▶ _Instructions to follow_
Count the lines in the data below where the string "volumen" occurs, please, and give the number alone.

▶ _Records supplied_

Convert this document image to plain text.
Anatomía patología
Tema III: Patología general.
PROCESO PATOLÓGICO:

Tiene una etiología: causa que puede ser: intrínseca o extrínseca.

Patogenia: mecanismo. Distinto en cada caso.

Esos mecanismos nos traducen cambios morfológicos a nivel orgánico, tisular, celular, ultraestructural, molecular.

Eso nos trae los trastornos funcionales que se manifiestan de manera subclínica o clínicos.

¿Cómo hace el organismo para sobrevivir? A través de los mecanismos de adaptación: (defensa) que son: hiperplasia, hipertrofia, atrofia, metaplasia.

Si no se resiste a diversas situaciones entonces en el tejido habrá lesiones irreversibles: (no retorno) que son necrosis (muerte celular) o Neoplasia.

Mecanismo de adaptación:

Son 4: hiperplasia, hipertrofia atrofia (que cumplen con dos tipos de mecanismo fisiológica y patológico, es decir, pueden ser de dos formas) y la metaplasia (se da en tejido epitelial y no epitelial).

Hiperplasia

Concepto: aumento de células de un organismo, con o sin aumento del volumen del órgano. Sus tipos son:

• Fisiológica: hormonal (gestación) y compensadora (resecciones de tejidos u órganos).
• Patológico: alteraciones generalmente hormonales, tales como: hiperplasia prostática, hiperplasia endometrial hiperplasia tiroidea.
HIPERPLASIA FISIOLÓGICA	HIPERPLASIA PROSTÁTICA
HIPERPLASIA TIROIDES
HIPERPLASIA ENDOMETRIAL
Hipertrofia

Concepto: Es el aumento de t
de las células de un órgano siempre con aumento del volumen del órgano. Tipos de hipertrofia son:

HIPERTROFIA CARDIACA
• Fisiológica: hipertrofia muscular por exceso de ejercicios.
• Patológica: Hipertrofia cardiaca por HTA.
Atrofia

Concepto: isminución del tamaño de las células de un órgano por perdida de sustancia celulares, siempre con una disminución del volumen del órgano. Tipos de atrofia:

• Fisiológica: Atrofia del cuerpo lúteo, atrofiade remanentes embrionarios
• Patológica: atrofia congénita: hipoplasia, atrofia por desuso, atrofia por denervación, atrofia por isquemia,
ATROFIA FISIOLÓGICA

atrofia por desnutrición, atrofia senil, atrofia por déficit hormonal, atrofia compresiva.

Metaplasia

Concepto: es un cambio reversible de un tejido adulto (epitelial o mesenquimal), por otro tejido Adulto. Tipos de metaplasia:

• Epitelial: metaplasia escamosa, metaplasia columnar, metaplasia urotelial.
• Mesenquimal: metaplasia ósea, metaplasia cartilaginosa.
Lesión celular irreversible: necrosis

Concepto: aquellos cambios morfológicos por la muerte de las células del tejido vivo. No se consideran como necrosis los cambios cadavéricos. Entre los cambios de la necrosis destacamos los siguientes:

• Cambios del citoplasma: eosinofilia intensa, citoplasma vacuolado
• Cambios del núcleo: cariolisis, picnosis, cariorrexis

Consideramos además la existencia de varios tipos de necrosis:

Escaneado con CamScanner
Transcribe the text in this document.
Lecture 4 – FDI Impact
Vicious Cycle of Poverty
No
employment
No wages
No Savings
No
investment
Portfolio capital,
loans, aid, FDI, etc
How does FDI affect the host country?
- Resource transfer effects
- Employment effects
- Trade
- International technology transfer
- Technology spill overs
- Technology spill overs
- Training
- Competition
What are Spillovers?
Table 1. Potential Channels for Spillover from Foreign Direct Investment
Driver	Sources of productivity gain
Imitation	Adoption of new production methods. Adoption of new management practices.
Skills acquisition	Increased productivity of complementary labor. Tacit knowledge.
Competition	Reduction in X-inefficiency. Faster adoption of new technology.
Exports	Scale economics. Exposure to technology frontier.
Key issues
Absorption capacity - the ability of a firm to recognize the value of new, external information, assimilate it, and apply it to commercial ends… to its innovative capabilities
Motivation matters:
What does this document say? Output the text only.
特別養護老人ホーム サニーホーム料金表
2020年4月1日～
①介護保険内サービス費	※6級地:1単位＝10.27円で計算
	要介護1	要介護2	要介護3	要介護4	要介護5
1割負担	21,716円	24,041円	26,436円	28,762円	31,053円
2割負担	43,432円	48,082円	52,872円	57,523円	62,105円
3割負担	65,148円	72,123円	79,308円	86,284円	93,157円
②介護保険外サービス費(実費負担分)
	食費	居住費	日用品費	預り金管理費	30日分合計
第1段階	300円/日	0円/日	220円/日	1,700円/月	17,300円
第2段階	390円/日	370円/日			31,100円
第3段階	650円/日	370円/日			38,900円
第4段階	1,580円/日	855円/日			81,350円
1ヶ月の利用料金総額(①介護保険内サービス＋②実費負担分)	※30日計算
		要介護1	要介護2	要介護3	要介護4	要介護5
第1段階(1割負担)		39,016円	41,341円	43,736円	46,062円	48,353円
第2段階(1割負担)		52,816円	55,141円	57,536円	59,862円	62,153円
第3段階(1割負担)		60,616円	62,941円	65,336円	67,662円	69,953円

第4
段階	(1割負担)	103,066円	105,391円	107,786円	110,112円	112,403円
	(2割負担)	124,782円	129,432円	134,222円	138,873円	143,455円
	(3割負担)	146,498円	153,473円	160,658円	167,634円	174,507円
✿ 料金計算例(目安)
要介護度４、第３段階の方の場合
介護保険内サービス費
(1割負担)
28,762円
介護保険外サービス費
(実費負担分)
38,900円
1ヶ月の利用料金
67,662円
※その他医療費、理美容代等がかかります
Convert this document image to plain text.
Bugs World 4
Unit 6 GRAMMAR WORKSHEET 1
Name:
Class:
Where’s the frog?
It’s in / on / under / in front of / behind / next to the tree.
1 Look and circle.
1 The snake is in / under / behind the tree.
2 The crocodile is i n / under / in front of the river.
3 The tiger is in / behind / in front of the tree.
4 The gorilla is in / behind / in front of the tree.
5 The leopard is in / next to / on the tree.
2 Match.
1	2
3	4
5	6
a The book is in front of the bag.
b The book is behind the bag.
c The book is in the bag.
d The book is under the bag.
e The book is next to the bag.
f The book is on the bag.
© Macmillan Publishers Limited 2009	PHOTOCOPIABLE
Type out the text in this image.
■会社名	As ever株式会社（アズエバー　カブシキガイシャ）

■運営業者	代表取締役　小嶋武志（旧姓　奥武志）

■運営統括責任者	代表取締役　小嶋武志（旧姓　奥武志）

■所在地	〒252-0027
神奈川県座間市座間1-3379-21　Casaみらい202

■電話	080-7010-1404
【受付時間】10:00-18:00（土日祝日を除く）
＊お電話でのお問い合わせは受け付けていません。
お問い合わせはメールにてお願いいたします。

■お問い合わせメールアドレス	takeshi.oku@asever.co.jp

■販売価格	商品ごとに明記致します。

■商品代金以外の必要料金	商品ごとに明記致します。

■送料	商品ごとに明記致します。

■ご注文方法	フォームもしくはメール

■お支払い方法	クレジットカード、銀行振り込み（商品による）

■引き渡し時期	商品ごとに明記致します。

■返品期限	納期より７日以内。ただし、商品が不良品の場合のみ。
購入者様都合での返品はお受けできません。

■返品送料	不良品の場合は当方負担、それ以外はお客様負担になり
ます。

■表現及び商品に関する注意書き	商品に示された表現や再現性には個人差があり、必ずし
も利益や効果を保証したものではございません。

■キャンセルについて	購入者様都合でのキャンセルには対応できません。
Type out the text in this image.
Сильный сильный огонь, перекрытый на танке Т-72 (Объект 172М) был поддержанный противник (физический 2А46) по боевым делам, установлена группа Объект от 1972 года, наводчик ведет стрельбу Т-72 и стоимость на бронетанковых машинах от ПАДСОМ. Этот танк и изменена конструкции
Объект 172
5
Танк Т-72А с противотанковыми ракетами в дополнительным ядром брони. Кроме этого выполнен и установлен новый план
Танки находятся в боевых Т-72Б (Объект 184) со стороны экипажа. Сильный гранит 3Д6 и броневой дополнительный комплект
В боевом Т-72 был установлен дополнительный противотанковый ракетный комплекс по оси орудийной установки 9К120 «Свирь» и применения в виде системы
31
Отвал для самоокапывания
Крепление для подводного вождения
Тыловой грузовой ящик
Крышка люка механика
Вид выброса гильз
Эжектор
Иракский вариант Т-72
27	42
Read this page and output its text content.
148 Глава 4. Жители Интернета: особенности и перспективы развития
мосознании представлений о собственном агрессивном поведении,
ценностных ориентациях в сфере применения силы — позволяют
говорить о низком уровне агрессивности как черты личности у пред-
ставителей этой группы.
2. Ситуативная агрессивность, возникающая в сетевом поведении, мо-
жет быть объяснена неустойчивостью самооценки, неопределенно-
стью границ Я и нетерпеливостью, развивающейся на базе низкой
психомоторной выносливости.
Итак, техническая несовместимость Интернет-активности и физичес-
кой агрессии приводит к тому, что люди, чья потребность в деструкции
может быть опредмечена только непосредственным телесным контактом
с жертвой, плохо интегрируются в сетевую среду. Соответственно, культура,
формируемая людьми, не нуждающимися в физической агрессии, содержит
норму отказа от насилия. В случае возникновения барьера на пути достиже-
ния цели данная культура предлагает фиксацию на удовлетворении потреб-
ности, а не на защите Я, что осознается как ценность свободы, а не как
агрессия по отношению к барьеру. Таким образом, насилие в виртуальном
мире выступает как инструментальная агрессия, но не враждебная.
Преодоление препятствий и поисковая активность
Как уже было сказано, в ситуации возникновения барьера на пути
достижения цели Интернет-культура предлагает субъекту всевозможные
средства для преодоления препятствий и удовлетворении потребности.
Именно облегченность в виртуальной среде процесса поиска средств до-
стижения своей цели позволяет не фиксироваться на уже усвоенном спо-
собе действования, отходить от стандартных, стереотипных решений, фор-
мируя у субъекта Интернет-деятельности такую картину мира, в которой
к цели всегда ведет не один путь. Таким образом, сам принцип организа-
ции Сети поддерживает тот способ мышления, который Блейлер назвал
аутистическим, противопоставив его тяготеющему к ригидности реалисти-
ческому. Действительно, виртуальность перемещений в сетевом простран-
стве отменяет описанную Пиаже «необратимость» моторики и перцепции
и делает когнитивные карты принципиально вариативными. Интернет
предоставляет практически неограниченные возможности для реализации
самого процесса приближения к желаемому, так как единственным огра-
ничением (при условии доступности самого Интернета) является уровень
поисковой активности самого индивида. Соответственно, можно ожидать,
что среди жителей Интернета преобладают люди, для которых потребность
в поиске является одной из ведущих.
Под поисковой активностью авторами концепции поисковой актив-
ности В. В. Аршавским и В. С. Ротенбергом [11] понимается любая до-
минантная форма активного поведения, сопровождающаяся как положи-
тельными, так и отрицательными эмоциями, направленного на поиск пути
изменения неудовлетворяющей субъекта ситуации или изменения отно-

▶ _Worked answer_
3